■ **Direction**
Can all of these lines be returned exactly?

■ **Input material**
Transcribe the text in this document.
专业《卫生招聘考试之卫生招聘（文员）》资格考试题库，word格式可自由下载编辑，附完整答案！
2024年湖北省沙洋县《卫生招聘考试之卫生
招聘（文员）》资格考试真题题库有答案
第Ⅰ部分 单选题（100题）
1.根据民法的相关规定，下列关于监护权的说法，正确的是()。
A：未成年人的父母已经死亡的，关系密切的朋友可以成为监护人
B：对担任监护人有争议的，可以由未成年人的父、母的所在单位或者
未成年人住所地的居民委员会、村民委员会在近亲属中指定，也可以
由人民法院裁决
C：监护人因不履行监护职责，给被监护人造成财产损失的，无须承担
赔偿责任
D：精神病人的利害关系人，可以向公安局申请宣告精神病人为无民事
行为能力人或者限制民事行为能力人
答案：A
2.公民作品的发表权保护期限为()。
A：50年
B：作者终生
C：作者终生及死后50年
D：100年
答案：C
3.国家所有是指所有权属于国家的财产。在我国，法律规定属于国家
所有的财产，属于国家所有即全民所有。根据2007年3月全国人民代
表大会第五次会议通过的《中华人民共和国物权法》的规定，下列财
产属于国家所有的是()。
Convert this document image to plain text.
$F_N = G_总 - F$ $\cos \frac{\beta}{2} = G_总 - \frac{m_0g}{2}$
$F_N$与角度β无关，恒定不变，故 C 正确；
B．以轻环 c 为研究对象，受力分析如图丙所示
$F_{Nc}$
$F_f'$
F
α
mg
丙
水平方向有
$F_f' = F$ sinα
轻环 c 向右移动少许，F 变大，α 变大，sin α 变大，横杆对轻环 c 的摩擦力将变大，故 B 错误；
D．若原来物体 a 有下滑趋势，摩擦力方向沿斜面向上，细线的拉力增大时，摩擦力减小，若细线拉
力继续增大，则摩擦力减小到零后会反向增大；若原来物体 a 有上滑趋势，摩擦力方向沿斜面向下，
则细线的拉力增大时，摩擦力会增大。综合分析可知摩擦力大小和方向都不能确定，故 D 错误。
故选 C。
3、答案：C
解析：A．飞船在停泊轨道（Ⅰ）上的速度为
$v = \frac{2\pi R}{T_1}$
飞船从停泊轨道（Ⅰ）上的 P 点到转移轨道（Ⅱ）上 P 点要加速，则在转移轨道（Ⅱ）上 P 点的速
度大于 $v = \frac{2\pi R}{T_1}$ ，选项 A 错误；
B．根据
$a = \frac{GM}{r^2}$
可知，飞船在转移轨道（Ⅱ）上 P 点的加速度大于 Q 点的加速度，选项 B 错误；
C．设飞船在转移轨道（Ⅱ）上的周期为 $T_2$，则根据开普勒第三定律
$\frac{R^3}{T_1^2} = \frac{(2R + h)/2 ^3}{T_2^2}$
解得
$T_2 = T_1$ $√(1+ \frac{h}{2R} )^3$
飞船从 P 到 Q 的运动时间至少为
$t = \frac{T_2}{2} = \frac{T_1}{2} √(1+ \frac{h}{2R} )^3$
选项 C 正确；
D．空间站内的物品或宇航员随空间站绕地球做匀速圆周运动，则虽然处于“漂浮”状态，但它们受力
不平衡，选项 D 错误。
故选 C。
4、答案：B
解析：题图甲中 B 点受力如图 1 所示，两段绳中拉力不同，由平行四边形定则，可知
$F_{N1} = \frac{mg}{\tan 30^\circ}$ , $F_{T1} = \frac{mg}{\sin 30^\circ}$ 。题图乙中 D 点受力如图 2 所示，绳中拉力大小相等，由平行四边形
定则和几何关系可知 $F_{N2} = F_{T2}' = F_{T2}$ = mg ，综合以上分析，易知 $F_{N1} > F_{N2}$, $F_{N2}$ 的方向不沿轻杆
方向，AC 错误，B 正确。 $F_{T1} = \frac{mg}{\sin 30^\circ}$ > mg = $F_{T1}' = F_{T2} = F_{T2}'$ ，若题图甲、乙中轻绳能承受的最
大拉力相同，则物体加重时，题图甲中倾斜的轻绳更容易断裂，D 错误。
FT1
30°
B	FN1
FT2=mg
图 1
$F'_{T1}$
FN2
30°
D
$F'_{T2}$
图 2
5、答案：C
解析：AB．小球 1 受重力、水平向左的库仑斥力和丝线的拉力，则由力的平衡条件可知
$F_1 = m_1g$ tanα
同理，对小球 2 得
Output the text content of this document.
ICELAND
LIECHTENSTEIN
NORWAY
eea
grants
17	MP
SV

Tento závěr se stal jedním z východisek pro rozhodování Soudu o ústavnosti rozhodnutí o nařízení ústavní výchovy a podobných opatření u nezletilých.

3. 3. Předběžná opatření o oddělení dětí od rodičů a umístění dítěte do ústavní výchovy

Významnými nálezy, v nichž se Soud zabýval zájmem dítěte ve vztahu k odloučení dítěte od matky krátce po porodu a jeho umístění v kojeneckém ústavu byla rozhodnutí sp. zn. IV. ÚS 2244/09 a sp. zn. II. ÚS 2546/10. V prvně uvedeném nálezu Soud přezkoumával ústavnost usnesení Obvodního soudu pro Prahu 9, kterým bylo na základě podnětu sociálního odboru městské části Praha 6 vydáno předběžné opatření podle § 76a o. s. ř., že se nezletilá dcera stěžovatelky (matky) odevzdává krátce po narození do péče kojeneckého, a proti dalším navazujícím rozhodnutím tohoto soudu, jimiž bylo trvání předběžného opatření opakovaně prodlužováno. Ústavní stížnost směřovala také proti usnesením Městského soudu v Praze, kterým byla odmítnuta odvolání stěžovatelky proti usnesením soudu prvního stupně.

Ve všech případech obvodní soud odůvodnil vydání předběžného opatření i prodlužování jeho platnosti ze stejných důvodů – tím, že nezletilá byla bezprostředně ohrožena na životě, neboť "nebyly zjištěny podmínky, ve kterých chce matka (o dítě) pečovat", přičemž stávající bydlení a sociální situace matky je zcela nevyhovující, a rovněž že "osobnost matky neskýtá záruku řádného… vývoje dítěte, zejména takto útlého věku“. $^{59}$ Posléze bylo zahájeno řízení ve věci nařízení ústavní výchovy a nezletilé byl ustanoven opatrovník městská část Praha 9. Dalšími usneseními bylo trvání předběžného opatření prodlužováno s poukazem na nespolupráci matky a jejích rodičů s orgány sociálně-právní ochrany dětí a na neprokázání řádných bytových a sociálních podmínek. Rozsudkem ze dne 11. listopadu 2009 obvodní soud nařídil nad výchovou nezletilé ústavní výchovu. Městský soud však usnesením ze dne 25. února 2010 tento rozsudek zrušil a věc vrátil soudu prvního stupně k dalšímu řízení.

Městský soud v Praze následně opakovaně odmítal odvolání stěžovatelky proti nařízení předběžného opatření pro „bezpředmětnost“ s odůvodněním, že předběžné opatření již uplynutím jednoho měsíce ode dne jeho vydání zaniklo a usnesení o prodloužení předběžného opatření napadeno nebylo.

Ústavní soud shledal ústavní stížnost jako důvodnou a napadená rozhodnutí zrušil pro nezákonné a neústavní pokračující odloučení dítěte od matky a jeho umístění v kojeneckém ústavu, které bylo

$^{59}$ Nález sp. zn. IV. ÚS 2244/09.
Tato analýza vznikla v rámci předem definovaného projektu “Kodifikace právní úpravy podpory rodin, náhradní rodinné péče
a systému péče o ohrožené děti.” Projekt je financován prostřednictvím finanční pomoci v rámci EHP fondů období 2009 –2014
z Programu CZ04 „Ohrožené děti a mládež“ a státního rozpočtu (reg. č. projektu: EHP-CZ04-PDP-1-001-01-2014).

■ **Solution below**
Transcribe the text in this document.
专业《卫生招聘考试之卫生招聘（文员）》资格考试题库，word格式可自由下载编辑，附完整答案！
2024年湖北省沙洋县《卫生招聘考试之卫生
招聘（文员）》资格考试真题题库有答案
第Ⅰ部分 单选题（100题）
1.根据民法的相关规定，下列关于监护权的说法，正确的是()。
A：未成年人的父母已经死亡的，关系密切的朋友可以成为监护人
B：对担任监护人有争议的，可以由未成年人的父、母的所在单位或者
未成年人住所地的居民委员会、村民委员会在近亲属中指定，也可以
由人民法院裁决
C：监护人因不履行监护职责，给被监护人造成财产损失的，无须承担
赔偿责任
D：精神病人的利害关系人，可以向公安局申请宣告精神病人为无民事
行为能力人或者限制民事行为能力人
答案：A
2.公民作品的发表权保护期限为()。
A：50年
B：作者终生
C：作者终生及死后50年
D：100年
答案：C
3.国家所有是指所有权属于国家的财产。在我国，法律规定属于国家
所有的财产，属于国家所有即全民所有。根据2007年3月全国人民代
表大会第五次会议通过的《中华人民共和国物权法》的规定，下列财
产属于国家所有的是()。
Convert this document image to plain text.
$F_N = G_总 - F$ $\cos \frac{\beta}{2} = G_总 - \frac{m_0g}{2}$
$F_N$与角度β无关，恒定不变，故 C 正确；
B．以轻环 c 为研究对象，受力分析如图丙所示
$F_{Nc}$
$F_f'$
F
α
mg
丙
水平方向有
$F_f' = F$ sinα
轻环 c 向右移动少许，F 变大，α 变大，sin α 变大，横杆对轻环 c 的摩擦力将变大，故 B 错误；
D．若原来物体 a 有下滑趋势，摩擦力方向沿斜面向上，细线的拉力增大时，摩擦力减小，若细线拉
力继续增大，则摩擦力减小到零后会反向增大；若原来物体 a 有上滑趋势，摩擦力方向沿斜面向下，
则细线的拉力增大时，摩擦力会增大。综合分析可知摩擦力大小和方向都不能确定，故 D 错误。
故选 C。
3、答案：C
解析：A．飞船在停泊轨道（Ⅰ）上的速度为
$v = \frac{2\pi R}{T_1}$
飞船从停泊轨道（Ⅰ）上的 P 点到转移轨道（Ⅱ）上 P 点要加速，则在转移轨道（Ⅱ）上 P 点的速
度大于 $v = \frac{2\pi R}{T_1}$ ，选项 A 错误；
B．根据
$a = \frac{GM}{r^2}$
可知，飞船在转移轨道（Ⅱ）上 P 点的加速度大于 Q 点的加速度，选项 B 错误；
C．设飞船在转移轨道（Ⅱ）上的周期为 $T_2$，则根据开普勒第三定律
$\frac{R^3}{T_1^2} = \frac{(2R + h)/2 ^3}{T_2^2}$
解得
$T_2 = T_1$ $√(1+ \frac{h}{2R} )^3$
飞船从 P 到 Q 的运动时间至少为
$t = \frac{T_2}{2} = \frac{T_1}{2} √(1+ \frac{h}{2R} )^3$
选项 C 正确；
D．空间站内的物品或宇航员随空间站绕地球做匀速圆周运动，则虽然处于“漂浮”状态，但它们受力
不平衡，选项 D 错误。
故选 C。
4、答案：B
解析：题图甲中 B 点受力如图 1 所示，两段绳中拉力不同，由平行四边形定则，可知
$F_{N1} = \frac{mg}{\tan 30^\circ}$ , $F_{T1} = \frac{mg}{\sin 30^\circ}$ 。题图乙中 D 点受力如图 2 所示，绳中拉力大小相等，由平行四边形
定则和几何关系可知 $F_{N2} = F_{T2}' = F_{T2}$ = mg ，综合以上分析，易知 $F_{N1} > F_{N2}$, $F_{N2}$ 的方向不沿轻杆
方向，AC 错误，B 正确。 $F_{T1} = \frac{mg}{\sin 30^\circ}$ > mg = $F_{T1}' = F_{T2} = F_{T2}'$ ，若题图甲、乙中轻绳能承受的最
大拉力相同，则物体加重时，题图甲中倾斜的轻绳更容易断裂，D 错误。
FT1
30°
B	FN1
FT2=mg
图 1
$F'_{T1}$
FN2
30°
D
$F'_{T2}$
图 2
5、答案：C
解析：AB．小球 1 受重力、水平向左的库仑斥力和丝线的拉力，则由力的平衡条件可知
$F_1 = m_1g$ tanα
同理，对小球 2 得
Output the text content of this document.
ICELAND
LIECHTENSTEIN
NORWAY
eea
grants
17	MP
SV

Tento závěr se stal jedním z východisek pro rozhodování Soudu o ústavnosti rozhodnutí o nařízení ústavní výchovy a podobných opatření u nezletilých.

3. 3. Předběžná opatření o oddělení dětí od rodičů a umístění dítěte do ústavní výchovy

Významnými nálezy, v nichž se Soud zabýval zájmem dítěte ve vztahu k odloučení dítěte od matky krátce po porodu a jeho umístění v kojeneckém ústavu byla rozhodnutí sp. zn. IV. ÚS 2244/09 a sp. zn. II. ÚS 2546/10. V prvně uvedeném nálezu Soud přezkoumával ústavnost usnesení Obvodního soudu pro Prahu 9, kterým bylo na základě podnětu sociálního odboru městské části Praha 6 vydáno předběžné opatření podle § 76a o. s. ř., že se nezletilá dcera stěžovatelky (matky) odevzdává krátce po narození do péče kojeneckého, a proti dalším navazujícím rozhodnutím tohoto soudu, jimiž bylo trvání předběžného opatření opakovaně prodlužováno. Ústavní stížnost směřovala také proti usnesením Městského soudu v Praze, kterým byla odmítnuta odvolání stěžovatelky proti usnesením soudu prvního stupně.

Ve všech případech obvodní soud odůvodnil vydání předběžného opatření i prodlužování jeho platnosti ze stejných důvodů – tím, že nezletilá byla bezprostředně ohrožena na životě, neboť "nebyly zjištěny podmínky, ve kterých chce matka (o dítě) pečovat", přičemž stávající bydlení a sociální situace matky je zcela nevyhovující, a rovněž že "osobnost matky neskýtá záruku řádného… vývoje dítěte, zejména takto útlého věku“. $^{59}$ Posléze bylo zahájeno řízení ve věci nařízení ústavní výchovy a nezletilé byl ustanoven opatrovník městská část Praha 9. Dalšími usneseními bylo trvání předběžného opatření prodlužováno s poukazem na nespolupráci matky a jejích rodičů s orgány sociálně-právní ochrany dětí a na neprokázání řádných bytových a sociálních podmínek. Rozsudkem ze dne 11. listopadu 2009 obvodní soud nařídil nad výchovou nezletilé ústavní výchovu. Městský soud však usnesením ze dne 25. února 2010 tento rozsudek zrušil a věc vrátil soudu prvního stupně k dalšímu řízení.

Městský soud v Praze následně opakovaně odmítal odvolání stěžovatelky proti nařízení předběžného opatření pro „bezpředmětnost“ s odůvodněním, že předběžné opatření již uplynutím jednoho měsíce ode dne jeho vydání zaniklo a usnesení o prodloužení předběžného opatření napadeno nebylo.

Ústavní soud shledal ústavní stížnost jako důvodnou a napadená rozhodnutí zrušil pro nezákonné a neústavní pokračující odloučení dítěte od matky a jeho umístění v kojeneckém ústavu, které bylo

$^{59}$ Nález sp. zn. IV. ÚS 2244/09.
Tato analýza vznikla v rámci předem definovaného projektu “Kodifikace právní úpravy podpory rodin, náhradní rodinné péče
a systému péče o ohrožené děti.” Projekt je financován prostřednictvím finanční pomoci v rámci EHP fondů období 2009 –2014
z Programu CZ04 „Ohrožené děti a mládež“ a státního rozpočtu (reg. č. projektu: EHP-CZ04-PDP-1-001-01-2014).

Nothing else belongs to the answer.